*PROBLEM STATEMENT*
Filter the entries and keep only the lines where the string "Loss" appears.

*SUPPLIED DATA*
▶

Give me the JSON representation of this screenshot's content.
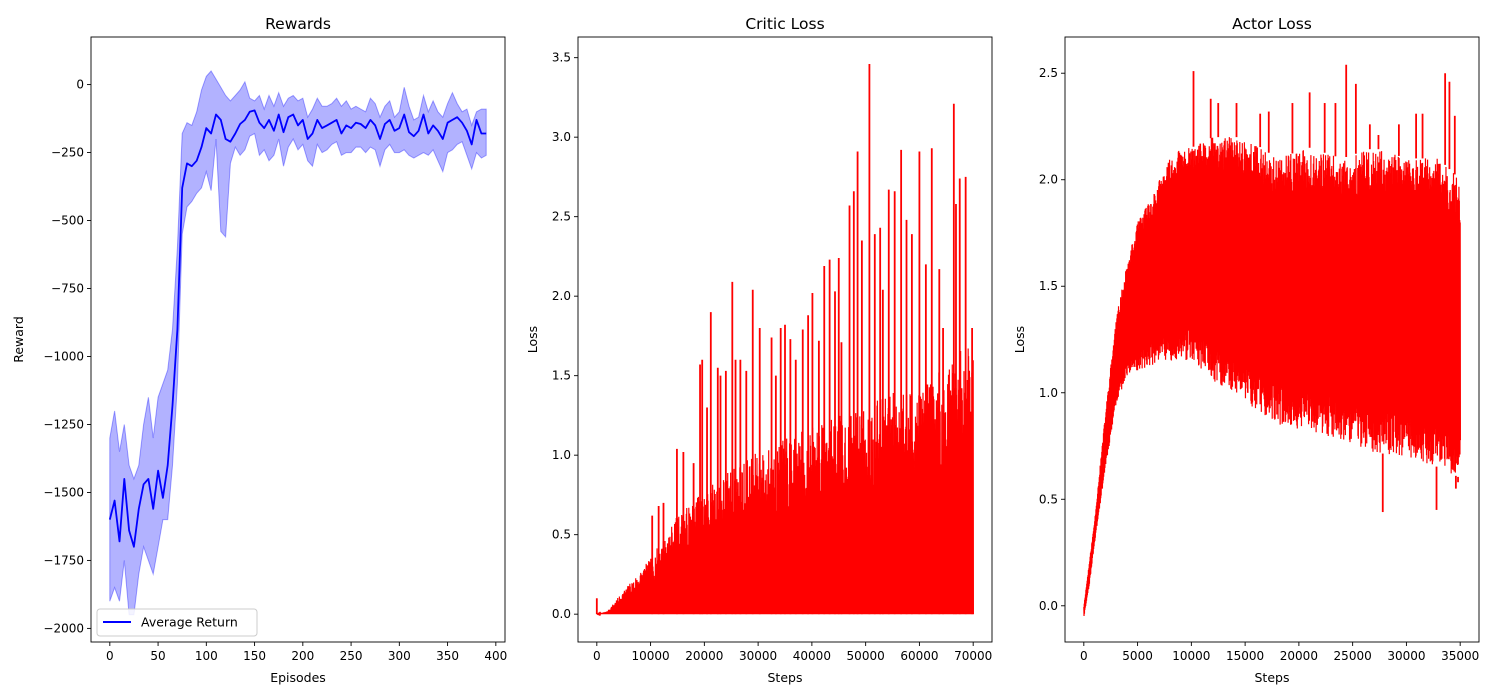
{
  "chart_data": [
    {
      "type": "line",
      "title": "Rewards",
      "xlabel": "Episodes",
      "ylabel": "Reward",
      "xlim": [
        -19.5,
        409.5
      ],
      "ylim": [
        -2050,
        175
      ],
      "xticks": [
        0,
        50,
        100,
        150,
        200,
        250,
        300,
        350,
        400
      ],
      "yticks": [
        0,
        -250,
        -500,
        -750,
        -1000,
        -1250,
        -1500,
        -1750,
        -2000
      ],
      "ytick_labels": [
        "0",
        "−250",
        "−500",
        "−750",
        "−1000",
        "−1250",
        "−1500",
        "−1750",
        "−2000"
      ],
      "legend": {
        "entries": [
          "Average Return"
        ],
        "placement": "lower-left"
      },
      "series": [
        {
          "name": "Average Return",
          "color": "#0000ff",
          "band_color": "#0000ff",
          "x": [
            0,
            5,
            10,
            15,
            20,
            25,
            30,
            35,
            40,
            45,
            50,
            55,
            60,
            65,
            70,
            75,
            80,
            85,
            90,
            95,
            100,
            105,
            110,
            115,
            120,
            125,
            130,
            135,
            140,
            145,
            150,
            155,
            160,
            165,
            170,
            175,
            180,
            185,
            190,
            195,
            200,
            205,
            210,
            215,
            220,
            225,
            230,
            235,
            240,
            245,
            250,
            255,
            260,
            265,
            270,
            275,
            280,
            285,
            290,
            295,
            300,
            305,
            310,
            315,
            320,
            325,
            330,
            335,
            340,
            345,
            350,
            355,
            360,
            365,
            370,
            375,
            380,
            385,
            390
          ],
          "y": [
            -1600,
            -1530,
            -1680,
            -1450,
            -1640,
            -1700,
            -1560,
            -1470,
            -1450,
            -1560,
            -1420,
            -1520,
            -1400,
            -1180,
            -900,
            -380,
            -290,
            -300,
            -280,
            -230,
            -160,
            -180,
            -110,
            -130,
            -200,
            -210,
            -180,
            -145,
            -130,
            -100,
            -95,
            -140,
            -160,
            -130,
            -170,
            -110,
            -175,
            -120,
            -110,
            -150,
            -130,
            -200,
            -180,
            -130,
            -160,
            -150,
            -140,
            -130,
            -180,
            -150,
            -160,
            -140,
            -145,
            -160,
            -130,
            -150,
            -200,
            -145,
            -130,
            -170,
            -160,
            -110,
            -175,
            -190,
            -170,
            -110,
            -180,
            -150,
            -170,
            -200,
            -140,
            -130,
            -120,
            -140,
            -170,
            -220,
            -130,
            -180,
            -180
          ],
          "band_upper": [
            -1300,
            -1200,
            -1350,
            -1250,
            -1400,
            -1450,
            -1400,
            -1250,
            -1150,
            -1300,
            -1150,
            -1100,
            -1050,
            -900,
            -600,
            -180,
            -140,
            -150,
            -100,
            -20,
            30,
            50,
            20,
            -10,
            -40,
            -60,
            -40,
            -20,
            10,
            -50,
            -60,
            -40,
            -90,
            -40,
            -80,
            -30,
            -80,
            -50,
            -40,
            -60,
            -50,
            -120,
            -90,
            -50,
            -80,
            -80,
            -70,
            -50,
            -80,
            -60,
            -90,
            -80,
            -90,
            -100,
            -50,
            -70,
            -120,
            -80,
            -60,
            -120,
            -100,
            -10,
            -80,
            -130,
            -120,
            -40,
            -100,
            -60,
            -100,
            -120,
            -70,
            -30,
            -70,
            -100,
            -90,
            -150,
            -100,
            -90,
            -90
          ],
          "band_lower": [
            -1900,
            -1850,
            -1900,
            -1750,
            -1950,
            -1950,
            -1800,
            -1700,
            -1750,
            -1800,
            -1700,
            -1600,
            -1600,
            -1400,
            -1100,
            -550,
            -450,
            -430,
            -400,
            -380,
            -320,
            -390,
            -200,
            -540,
            -560,
            -290,
            -230,
            -260,
            -240,
            -190,
            -180,
            -260,
            -240,
            -280,
            -260,
            -200,
            -300,
            -230,
            -200,
            -240,
            -220,
            -280,
            -300,
            -220,
            -250,
            -240,
            -220,
            -210,
            -260,
            -250,
            -250,
            -230,
            -230,
            -250,
            -230,
            -240,
            -300,
            -240,
            -220,
            -250,
            -250,
            -240,
            -260,
            -270,
            -260,
            -250,
            -260,
            -240,
            -280,
            -320,
            -250,
            -240,
            -220,
            -210,
            -260,
            -310,
            -250,
            -270,
            -260
          ]
        }
      ]
    },
    {
      "type": "line",
      "title": "Critic Loss",
      "xlabel": "Steps",
      "ylabel": "Loss",
      "xlim": [
        -3500,
        73500
      ],
      "ylim": [
        -0.175,
        3.63
      ],
      "xticks": [
        0,
        10000,
        20000,
        30000,
        40000,
        50000,
        60000,
        70000
      ],
      "yticks": [
        0.0,
        0.5,
        1.0,
        1.5,
        2.0,
        2.5,
        3.0,
        3.5
      ],
      "ytick_labels": [
        "0.0",
        "0.5",
        "1.0",
        "1.5",
        "2.0",
        "2.5",
        "3.0",
        "3.5"
      ],
      "series": [
        {
          "color": "#ff0000",
          "x_max": 70000,
          "envelope_x": [
            0,
            2000,
            5000,
            10000,
            15000,
            20000,
            25000,
            30000,
            35000,
            40000,
            45000,
            50000,
            55000,
            60000,
            65000,
            70000
          ],
          "envelope_y": [
            0.0,
            0.02,
            0.15,
            0.35,
            0.62,
            0.78,
            0.92,
            1.02,
            1.1,
            1.18,
            1.25,
            1.3,
            1.4,
            1.45,
            1.55,
            1.75
          ],
          "spikes_x": [
            0,
            10300,
            11500,
            12400,
            14900,
            16100,
            18000,
            19200,
            19600,
            20500,
            21200,
            22500,
            23000,
            24000,
            25200,
            25800,
            26700,
            27800,
            29000,
            30300,
            32500,
            33300,
            34200,
            35000,
            36000,
            37000,
            38300,
            39300,
            40100,
            41300,
            42300,
            43300,
            44300,
            45000,
            45500,
            47000,
            47800,
            48500,
            49300,
            50700,
            51700,
            52700,
            53200,
            54300,
            55400,
            56600,
            57600,
            58600,
            60000,
            61200,
            62300,
            63700,
            64400,
            66400,
            66800,
            67500,
            68600,
            69800
          ],
          "spikes_y": [
            0.1,
            0.62,
            0.68,
            0.7,
            1.04,
            1.02,
            0.95,
            1.57,
            1.6,
            1.3,
            1.9,
            1.55,
            1.5,
            1.53,
            2.09,
            1.6,
            1.6,
            1.53,
            2.04,
            1.8,
            1.74,
            1.5,
            1.8,
            1.82,
            1.73,
            1.6,
            1.79,
            1.88,
            2.02,
            1.72,
            2.19,
            2.23,
            2.03,
            2.24,
            1.71,
            2.57,
            2.66,
            2.91,
            2.35,
            3.46,
            2.39,
            2.43,
            2.04,
            2.67,
            2.66,
            2.92,
            2.48,
            2.39,
            2.91,
            2.2,
            2.93,
            2.17,
            1.8,
            3.21,
            2.58,
            2.74,
            2.75,
            1.8
          ]
        }
      ]
    },
    {
      "type": "line",
      "title": "Actor Loss",
      "xlabel": "Steps",
      "ylabel": "Loss",
      "xlim": [
        -1750,
        36750
      ],
      "ylim": [
        -0.17,
        2.67
      ],
      "xticks": [
        0,
        5000,
        10000,
        15000,
        20000,
        25000,
        30000,
        35000
      ],
      "yticks": [
        0.0,
        0.5,
        1.0,
        1.5,
        2.0,
        2.5
      ],
      "ytick_labels": [
        "0.0",
        "0.5",
        "1.0",
        "1.5",
        "2.0",
        "2.5"
      ],
      "series": [
        {
          "color": "#ff0000",
          "x_max": 35000,
          "upper_x": [
            0,
            500,
            1000,
            2000,
            3000,
            4000,
            5000,
            6000,
            7000,
            8000,
            9000,
            10000,
            12000,
            15000,
            18000,
            21000,
            24000,
            27000,
            30000,
            33000,
            35000
          ],
          "upper_y": [
            0.0,
            0.2,
            0.4,
            0.9,
            1.35,
            1.6,
            1.8,
            1.9,
            2.0,
            2.1,
            2.15,
            2.15,
            2.2,
            2.2,
            2.1,
            2.15,
            2.1,
            2.15,
            2.1,
            2.1,
            2.0
          ],
          "lower_x": [
            0,
            500,
            1000,
            2000,
            3000,
            4000,
            5000,
            6000,
            7000,
            8000,
            9000,
            10000,
            12000,
            15000,
            18000,
            21000,
            24000,
            27000,
            30000,
            33000,
            35000
          ],
          "lower_y": [
            -0.05,
            0.1,
            0.3,
            0.65,
            0.95,
            1.08,
            1.1,
            1.12,
            1.15,
            1.15,
            1.15,
            1.15,
            1.05,
            0.95,
            0.85,
            0.82,
            0.78,
            0.72,
            0.7,
            0.65,
            0.6
          ],
          "spikes_x": [
            10200,
            11800,
            12500,
            14200,
            16400,
            17200,
            19400,
            21000,
            22400,
            23400,
            24400,
            25300,
            26600,
            27400,
            27800,
            29300,
            30900,
            31500,
            32800,
            33600,
            34000,
            34500,
            34600,
            34800
          ],
          "spikes_y": [
            2.51,
            2.38,
            2.36,
            2.36,
            2.31,
            2.32,
            2.36,
            2.41,
            2.36,
            2.36,
            2.54,
            2.45,
            2.26,
            2.21,
            0.44,
            2.26,
            2.31,
            2.31,
            0.45,
            2.5,
            2.46,
            2.3,
            0.55,
            0.58
          ]
        }
      ]
    }
  ]
}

◀

*EXERCISE ANSWER*
      "title": "Critic Loss",
      "ylabel": "Loss",
      "title": "Actor Loss",
      "ylabel": "Loss",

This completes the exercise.